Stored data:

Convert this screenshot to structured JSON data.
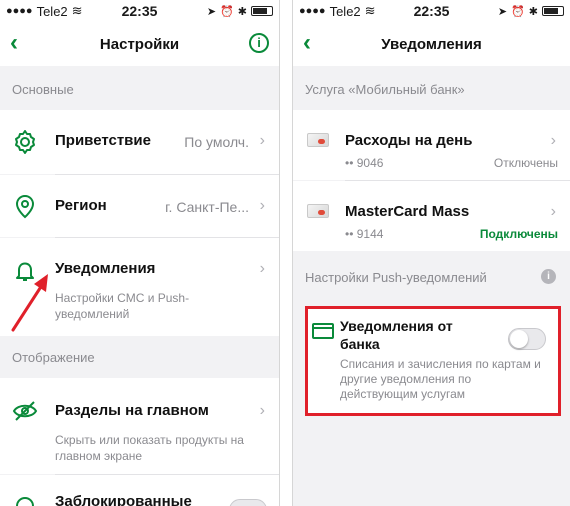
{
  "colors": {
    "accent": "#0a8a3a",
    "highlight": "#e0202a",
    "muted": "#8a8a8f"
  },
  "status": {
    "carrier": "Tele2",
    "time": "22:35"
  },
  "left": {
    "title": "Настройки",
    "sections": {
      "basic": "Основные",
      "display": "Отображение"
    },
    "items": {
      "greeting": {
        "label": "Приветствие",
        "value": "По умолч.",
        "icon": "gear-icon"
      },
      "region": {
        "label": "Регион",
        "value": "г. Санкт-Пе...",
        "icon": "location-pin-icon"
      },
      "notifications": {
        "label": "Уведомления",
        "sub": "Настройки СМС и Push-уведомлений",
        "icon": "bell-icon"
      },
      "sections_main": {
        "label": "Разделы на главном",
        "sub": "Скрыть или показать продукты на главном экране",
        "icon": "eye-slash-icon"
      },
      "blocked": {
        "label": "Заблокированные"
      }
    }
  },
  "right": {
    "title": "Уведомления",
    "service_header": "Услуга «Мобильный банк»",
    "cards": [
      {
        "name": "Расходы на день",
        "number": "•• 9046",
        "status": "Отключены",
        "enabled": false
      },
      {
        "name": "MasterCard Mass",
        "number": "•• 9144",
        "status": "Подключены",
        "enabled": true
      }
    ],
    "push_header": "Настройки Push-уведомлений",
    "bank_notifications": {
      "label": "Уведомления от банка",
      "sub": "Списания и зачисления по картам и другие уведомления по действующим услугам",
      "enabled": false
    }
  }
}
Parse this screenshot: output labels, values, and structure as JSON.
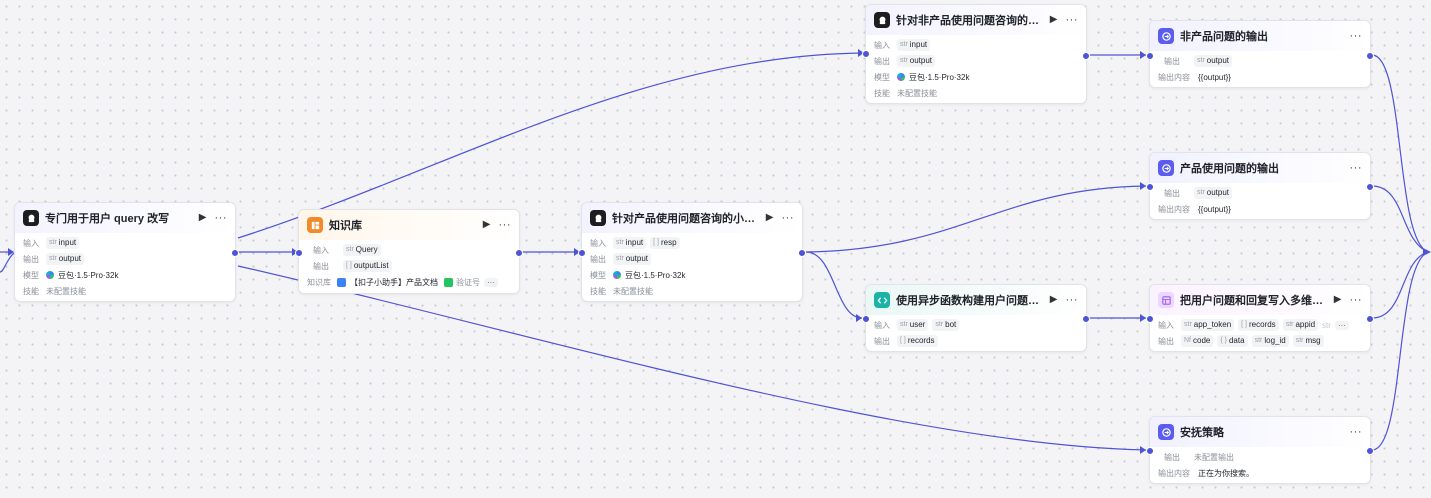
{
  "labels": {
    "input": "输入",
    "output": "输出",
    "model": "模型",
    "skills": "技能",
    "kb": "知识库",
    "output_content": "输出内容"
  },
  "common": {
    "str": "str",
    "list": "[ ]",
    "no_skills": "未配置技能",
    "model_name": "豆包·1.5·Pro·32k"
  },
  "nodes": {
    "rewrite": {
      "title": "专门用于用户 query 改写",
      "input_var": "input",
      "output_var": "output"
    },
    "kb": {
      "title": "知识库",
      "input_var": "Query",
      "output_var": "outputList",
      "kb_item_1": "【扣子小助手】产品文档",
      "kb_item_2": "验证号"
    },
    "product_llm": {
      "title": "针对产品使用问题咨询的小助手回答",
      "input_var": "input",
      "input_var2": "resp",
      "output_var": "output"
    },
    "nonproduct_llm": {
      "title": "针对非产品使用问题咨询的通用回答",
      "input_var": "input",
      "output_var": "output"
    },
    "code": {
      "title": "使用异步函数构建用户问题和回复",
      "input_var": "user",
      "input_var2": "bot",
      "output_var": "records"
    },
    "out_nonproduct": {
      "title": "非产品问题的输出",
      "output_var": "output",
      "content": "{{output}}"
    },
    "out_product": {
      "title": "产品使用问题的输出",
      "output_var": "output",
      "content": "{{output}}"
    },
    "plugin": {
      "title": "把用户问题和回复写入多维表格",
      "input_var": "app_token",
      "input_var2": "records",
      "input_var3": "appid",
      "input_var4": "str",
      "output_var": "code",
      "output_var2": "data",
      "output_var3": "log_id",
      "output_var4": "msg",
      "num": "Nf",
      "obj": "{ }"
    },
    "soothe": {
      "title": "安抚策略",
      "output_none": "未配置输出",
      "content": "正在为你搜索。"
    }
  },
  "colors": {
    "edge": "#4e54d6",
    "canvas": "#f4f4f6"
  }
}
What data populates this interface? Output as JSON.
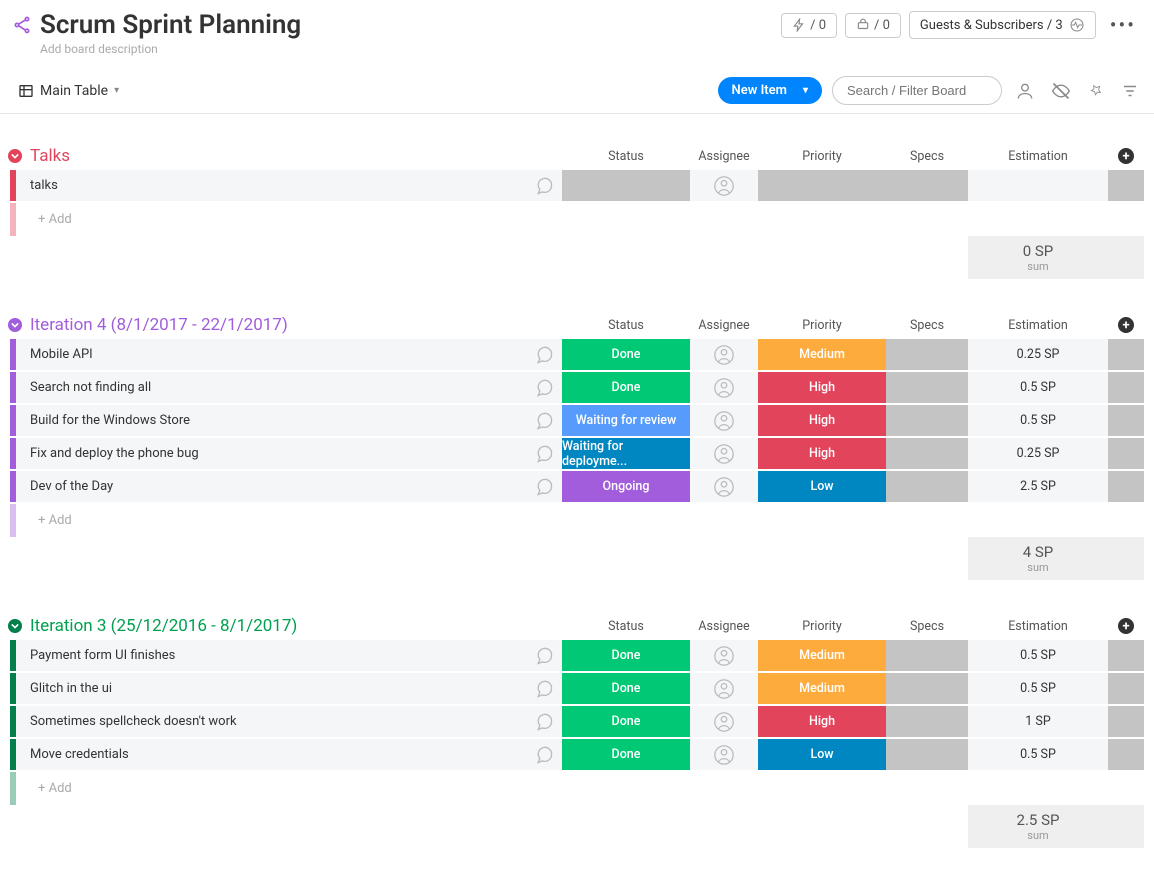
{
  "header": {
    "title": "Scrum Sprint Planning",
    "description": "Add board description",
    "hex1": "/ 0",
    "hex2": "/ 0",
    "guests": "Guests & Subscribers / 3"
  },
  "viewbar": {
    "main_table": "Main Table",
    "new_item": "New Item",
    "search_placeholder": "Search / Filter Board"
  },
  "columns": {
    "status": "Status",
    "assignee": "Assignee",
    "priority": "Priority",
    "specs": "Specs",
    "estimation": "Estimation"
  },
  "status_colors": {
    "Done": "#00c875",
    "Waiting for review": "#579bfc",
    "Waiting for deployme...": "#0086c0",
    "Ongoing": "#a25ddc"
  },
  "priority_colors": {
    "Medium": "#fdab3d",
    "High": "#e2445c",
    "Low": "#0086c0"
  },
  "add_label": "+ Add",
  "sum_label": "sum",
  "groups": [
    {
      "id": "talks",
      "title": "Talks",
      "accent": "#e2445c",
      "rows": [
        {
          "title": "talks",
          "status": "",
          "priority": "",
          "specs_gray": true,
          "estimation": "",
          "tail_gray": true
        }
      ],
      "summary": "0 SP"
    },
    {
      "id": "it4",
      "title": "Iteration 4 (8/1/2017 - 22/1/2017)",
      "accent": "#a25ddc",
      "rows": [
        {
          "title": "Mobile API",
          "status": "Done",
          "priority": "Medium",
          "specs_gray": true,
          "estimation": "0.25 SP",
          "tail_gray": true
        },
        {
          "title": "Search not finding all",
          "status": "Done",
          "priority": "High",
          "specs_gray": true,
          "estimation": "0.5 SP",
          "tail_gray": true
        },
        {
          "title": "Build for the Windows Store",
          "status": "Waiting for review",
          "priority": "High",
          "specs_gray": true,
          "estimation": "0.5 SP",
          "tail_gray": true
        },
        {
          "title": "Fix and deploy the phone bug",
          "status": "Waiting for deployme...",
          "priority": "High",
          "specs_gray": true,
          "estimation": "0.25 SP",
          "tail_gray": true
        },
        {
          "title": "Dev of the Day",
          "status": "Ongoing",
          "priority": "Low",
          "specs_gray": true,
          "estimation": "2.5 SP",
          "tail_gray": true
        }
      ],
      "summary": "4 SP"
    },
    {
      "id": "it3",
      "title": "Iteration 3 (25/12/2016 - 8/1/2017)",
      "accent": "#037f4c",
      "title_color": "#00a050",
      "rows": [
        {
          "title": "Payment form UI finishes",
          "status": "Done",
          "priority": "Medium",
          "specs_gray": true,
          "estimation": "0.5 SP",
          "tail_gray": true
        },
        {
          "title": "Glitch in the ui",
          "status": "Done",
          "priority": "Medium",
          "specs_gray": true,
          "estimation": "0.5 SP",
          "tail_gray": true
        },
        {
          "title": "Sometimes spellcheck doesn't work",
          "status": "Done",
          "priority": "High",
          "specs_gray": true,
          "estimation": "1 SP",
          "tail_gray": true
        },
        {
          "title": "Move credentials",
          "status": "Done",
          "priority": "Low",
          "specs_gray": true,
          "estimation": "0.5 SP",
          "tail_gray": true
        }
      ],
      "summary": "2.5 SP"
    }
  ]
}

**WHAT IS EXPECTED:** Pictures in the data above should not be copied; transcribe everything else exactly.

**TASK ANSWER:**
Convert this screenshot to structured JSON data.
{
  "colors": {
    "accent": "#0a8a3a",
    "highlight": "#e0202a",
    "muted": "#8a8a8f"
  },
  "status": {
    "carrier": "Tele2",
    "time": "22:35"
  },
  "left": {
    "title": "Настройки",
    "sections": {
      "basic": "Основные",
      "display": "Отображение"
    },
    "items": {
      "greeting": {
        "label": "Приветствие",
        "value": "По умолч.",
        "icon": "gear-icon"
      },
      "region": {
        "label": "Регион",
        "value": "г. Санкт-Пе...",
        "icon": "location-pin-icon"
      },
      "notifications": {
        "label": "Уведомления",
        "sub": "Настройки СМС и Push-уведомлений",
        "icon": "bell-icon"
      },
      "sections_main": {
        "label": "Разделы на главном",
        "sub": "Скрыть или показать продукты на главном экране",
        "icon": "eye-slash-icon"
      },
      "blocked": {
        "label": "Заблокированные"
      }
    }
  },
  "right": {
    "title": "Уведомления",
    "service_header": "Услуга «Мобильный банк»",
    "cards": [
      {
        "name": "Расходы на день",
        "number": "•• 9046",
        "status": "Отключены",
        "enabled": false
      },
      {
        "name": "MasterCard Mass",
        "number": "•• 9144",
        "status": "Подключены",
        "enabled": true
      }
    ],
    "push_header": "Настройки Push-уведомлений",
    "bank_notifications": {
      "label": "Уведомления от банка",
      "sub": "Списания и зачисления по картам и другие уведомления по действующим услугам",
      "enabled": false
    }
  }
}
Parse this screenshot: output labels, values, and structure as JSON.
{
  "labels": {
    "input": "输入",
    "output": "输出",
    "model": "模型",
    "skills": "技能",
    "kb": "知识库",
    "output_content": "输出内容"
  },
  "common": {
    "str": "str",
    "list": "[ ]",
    "no_skills": "未配置技能",
    "model_name": "豆包·1.5·Pro·32k"
  },
  "nodes": {
    "rewrite": {
      "title": "专门用于用户 query 改写",
      "input_var": "input",
      "output_var": "output"
    },
    "kb": {
      "title": "知识库",
      "input_var": "Query",
      "output_var": "outputList",
      "kb_item_1": "【扣子小助手】产品文档",
      "kb_item_2": "验证号"
    },
    "product_llm": {
      "title": "针对产品使用问题咨询的小助手回答",
      "input_var": "input",
      "input_var2": "resp",
      "output_var": "output"
    },
    "nonproduct_llm": {
      "title": "针对非产品使用问题咨询的通用回答",
      "input_var": "input",
      "output_var": "output"
    },
    "code": {
      "title": "使用异步函数构建用户问题和回复",
      "input_var": "user",
      "input_var2": "bot",
      "output_var": "records"
    },
    "out_nonproduct": {
      "title": "非产品问题的输出",
      "output_var": "output",
      "content": "{{output}}"
    },
    "out_product": {
      "title": "产品使用问题的输出",
      "output_var": "output",
      "content": "{{output}}"
    },
    "plugin": {
      "title": "把用户问题和回复写入多维表格",
      "input_var": "app_token",
      "input_var2": "records",
      "input_var3": "appid",
      "input_var4": "str",
      "output_var": "code",
      "output_var2": "data",
      "output_var3": "log_id",
      "output_var4": "msg",
      "num": "Nf",
      "obj": "{ }"
    },
    "soothe": {
      "title": "安抚策略",
      "output_none": "未配置输出",
      "content": "正在为你搜索。"
    }
  },
  "colors": {
    "edge": "#4e54d6",
    "canvas": "#f4f4f6"
  }
}
What data populates this interface? Output as JSON.
{
  "header": {
    "title": "Scrum Sprint Planning",
    "description": "Add board description",
    "hex1": "/ 0",
    "hex2": "/ 0",
    "guests": "Guests & Subscribers / 3"
  },
  "viewbar": {
    "main_table": "Main Table",
    "new_item": "New Item",
    "search_placeholder": "Search / Filter Board"
  },
  "columns": {
    "status": "Status",
    "assignee": "Assignee",
    "priority": "Priority",
    "specs": "Specs",
    "estimation": "Estimation"
  },
  "status_colors": {
    "Done": "#00c875",
    "Waiting for review": "#579bfc",
    "Waiting for deployme...": "#0086c0",
    "Ongoing": "#a25ddc"
  },
  "priority_colors": {
    "Medium": "#fdab3d",
    "High": "#e2445c",
    "Low": "#0086c0"
  },
  "add_label": "+ Add",
  "sum_label": "sum",
  "groups": [
    {
      "id": "talks",
      "title": "Talks",
      "accent": "#e2445c",
      "rows": [
        {
          "title": "talks",
          "status": "",
          "priority": "",
          "specs_gray": true,
          "estimation": "",
          "tail_gray": true
        }
      ],
      "summary": "0 SP"
    },
    {
      "id": "it4",
      "title": "Iteration 4 (8/1/2017 - 22/1/2017)",
      "accent": "#a25ddc",
      "rows": [
        {
          "title": "Mobile API",
          "status": "Done",
          "priority": "Medium",
          "specs_gray": true,
          "estimation": "0.25 SP",
          "tail_gray": true
        },
        {
          "title": "Search not finding all",
          "status": "Done",
          "priority": "High",
          "specs_gray": true,
          "estimation": "0.5 SP",
          "tail_gray": true
        },
        {
          "title": "Build for the Windows Store",
          "status": "Waiting for review",
          "priority": "High",
          "specs_gray": true,
          "estimation": "0.5 SP",
          "tail_gray": true
        },
        {
          "title": "Fix and deploy the phone bug",
          "status": "Waiting for deployme...",
          "priority": "High",
          "specs_gray": true,
          "estimation": "0.25 SP",
          "tail_gray": true
        },
        {
          "title": "Dev of the Day",
          "status": "Ongoing",
          "priority": "Low",
          "specs_gray": true,
          "estimation": "2.5 SP",
          "tail_gray": true
        }
      ],
      "summary": "4 SP"
    },
    {
      "id": "it3",
      "title": "Iteration 3 (25/12/2016 - 8/1/2017)",
      "accent": "#037f4c",
      "title_color": "#00a050",
      "rows": [
        {
          "title": "Payment form UI finishes",
          "status": "Done",
          "priority": "Medium",
          "specs_gray": true,
          "estimation": "0.5 SP",
          "tail_gray": true
        },
        {
          "title": "Glitch in the ui",
          "status": "Done",
          "priority": "Medium",
          "specs_gray": true,
          "estimation": "0.5 SP",
          "tail_gray": true
        },
        {
          "title": "Sometimes spellcheck doesn't work",
          "status": "Done",
          "priority": "High",
          "specs_gray": true,
          "estimation": "1 SP",
          "tail_gray": true
        },
        {
          "title": "Move credentials",
          "status": "Done",
          "priority": "Low",
          "specs_gray": true,
          "estimation": "0.5 SP",
          "tail_gray": true
        }
      ],
      "summary": "2.5 SP"
    }
  ]
}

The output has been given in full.